** The records follows **
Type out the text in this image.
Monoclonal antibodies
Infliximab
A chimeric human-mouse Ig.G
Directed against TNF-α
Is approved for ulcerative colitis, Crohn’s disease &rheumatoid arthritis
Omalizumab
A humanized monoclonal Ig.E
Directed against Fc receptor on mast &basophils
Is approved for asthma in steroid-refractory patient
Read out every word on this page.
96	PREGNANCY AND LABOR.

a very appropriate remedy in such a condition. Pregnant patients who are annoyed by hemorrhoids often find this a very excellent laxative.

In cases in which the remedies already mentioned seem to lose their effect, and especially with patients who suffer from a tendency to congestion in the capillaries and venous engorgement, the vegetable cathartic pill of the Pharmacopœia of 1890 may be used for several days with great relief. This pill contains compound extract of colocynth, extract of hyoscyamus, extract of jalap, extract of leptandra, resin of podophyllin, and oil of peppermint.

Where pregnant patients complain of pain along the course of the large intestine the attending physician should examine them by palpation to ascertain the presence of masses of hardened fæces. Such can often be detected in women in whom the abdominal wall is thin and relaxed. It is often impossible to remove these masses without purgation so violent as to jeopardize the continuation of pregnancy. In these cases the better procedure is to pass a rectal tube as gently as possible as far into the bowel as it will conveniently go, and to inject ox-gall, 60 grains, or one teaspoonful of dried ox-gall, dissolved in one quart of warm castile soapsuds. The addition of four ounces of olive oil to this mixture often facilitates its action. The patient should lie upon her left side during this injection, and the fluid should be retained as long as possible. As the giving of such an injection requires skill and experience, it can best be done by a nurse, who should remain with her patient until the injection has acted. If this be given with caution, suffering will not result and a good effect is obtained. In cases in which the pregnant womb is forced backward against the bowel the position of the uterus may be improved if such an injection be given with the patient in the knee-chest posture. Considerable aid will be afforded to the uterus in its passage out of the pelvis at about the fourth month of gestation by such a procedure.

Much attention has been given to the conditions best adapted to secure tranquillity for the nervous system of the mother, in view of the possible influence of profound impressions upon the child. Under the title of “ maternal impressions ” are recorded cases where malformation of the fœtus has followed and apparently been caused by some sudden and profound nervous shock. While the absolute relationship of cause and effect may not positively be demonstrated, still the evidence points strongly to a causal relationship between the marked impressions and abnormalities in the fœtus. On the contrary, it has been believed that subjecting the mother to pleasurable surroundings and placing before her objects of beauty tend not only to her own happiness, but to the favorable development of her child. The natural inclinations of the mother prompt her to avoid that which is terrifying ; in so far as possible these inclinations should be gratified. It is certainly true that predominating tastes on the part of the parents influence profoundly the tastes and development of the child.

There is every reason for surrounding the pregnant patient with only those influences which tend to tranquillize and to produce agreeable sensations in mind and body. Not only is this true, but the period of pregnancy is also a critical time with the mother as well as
** End of The records **
*Exercise goal*
Set down the listing again, exactly.

*Final answer*
Type out the text in this image.
Monoclonal antibodies
Infliximab
A chimeric human-mouse Ig.G
Directed against TNF-α
Is approved for ulcerative colitis, Crohn’s disease &rheumatoid arthritis
Omalizumab
A humanized monoclonal Ig.E
Directed against Fc receptor on mast &basophils
Is approved for asthma in steroid-refractory patient
Read out every word on this page.
96	PREGNANCY AND LABOR.

a very appropriate remedy in such a condition. Pregnant patients who are annoyed by hemorrhoids often find this a very excellent laxative.

In cases in which the remedies already mentioned seem to lose their effect, and especially with patients who suffer from a tendency to congestion in the capillaries and venous engorgement, the vegetable cathartic pill of the Pharmacopœia of 1890 may be used for several days with great relief. This pill contains compound extract of colocynth, extract of hyoscyamus, extract of jalap, extract of leptandra, resin of podophyllin, and oil of peppermint.

Where pregnant patients complain of pain along the course of the large intestine the attending physician should examine them by palpation to ascertain the presence of masses of hardened fæces. Such can often be detected in women in whom the abdominal wall is thin and relaxed. It is often impossible to remove these masses without purgation so violent as to jeopardize the continuation of pregnancy. In these cases the better procedure is to pass a rectal tube as gently as possible as far into the bowel as it will conveniently go, and to inject ox-gall, 60 grains, or one teaspoonful of dried ox-gall, dissolved in one quart of warm castile soapsuds. The addition of four ounces of olive oil to this mixture often facilitates its action. The patient should lie upon her left side during this injection, and the fluid should be retained as long as possible. As the giving of such an injection requires skill and experience, it can best be done by a nurse, who should remain with her patient until the injection has acted. If this be given with caution, suffering will not result and a good effect is obtained. In cases in which the pregnant womb is forced backward against the bowel the position of the uterus may be improved if such an injection be given with the patient in the knee-chest posture. Considerable aid will be afforded to the uterus in its passage out of the pelvis at about the fourth month of gestation by such a procedure.

Much attention has been given to the conditions best adapted to secure tranquillity for the nervous system of the mother, in view of the possible influence of profound impressions upon the child. Under the title of “ maternal impressions ” are recorded cases where malformation of the fœtus has followed and apparently been caused by some sudden and profound nervous shock. While the absolute relationship of cause and effect may not positively be demonstrated, still the evidence points strongly to a causal relationship between the marked impressions and abnormalities in the fœtus. On the contrary, it has been believed that subjecting the mother to pleasurable surroundings and placing before her objects of beauty tend not only to her own happiness, but to the favorable development of her child. The natural inclinations of the mother prompt her to avoid that which is terrifying ; in so far as possible these inclinations should be gratified. It is certainly true that predominating tastes on the part of the parents influence profoundly the tastes and development of the child.

There is every reason for surrounding the pregnant patient with only those influences which tend to tranquillize and to produce agreeable sensations in mind and body. Not only is this true, but the period of pregnancy is also a critical time with the mother as well as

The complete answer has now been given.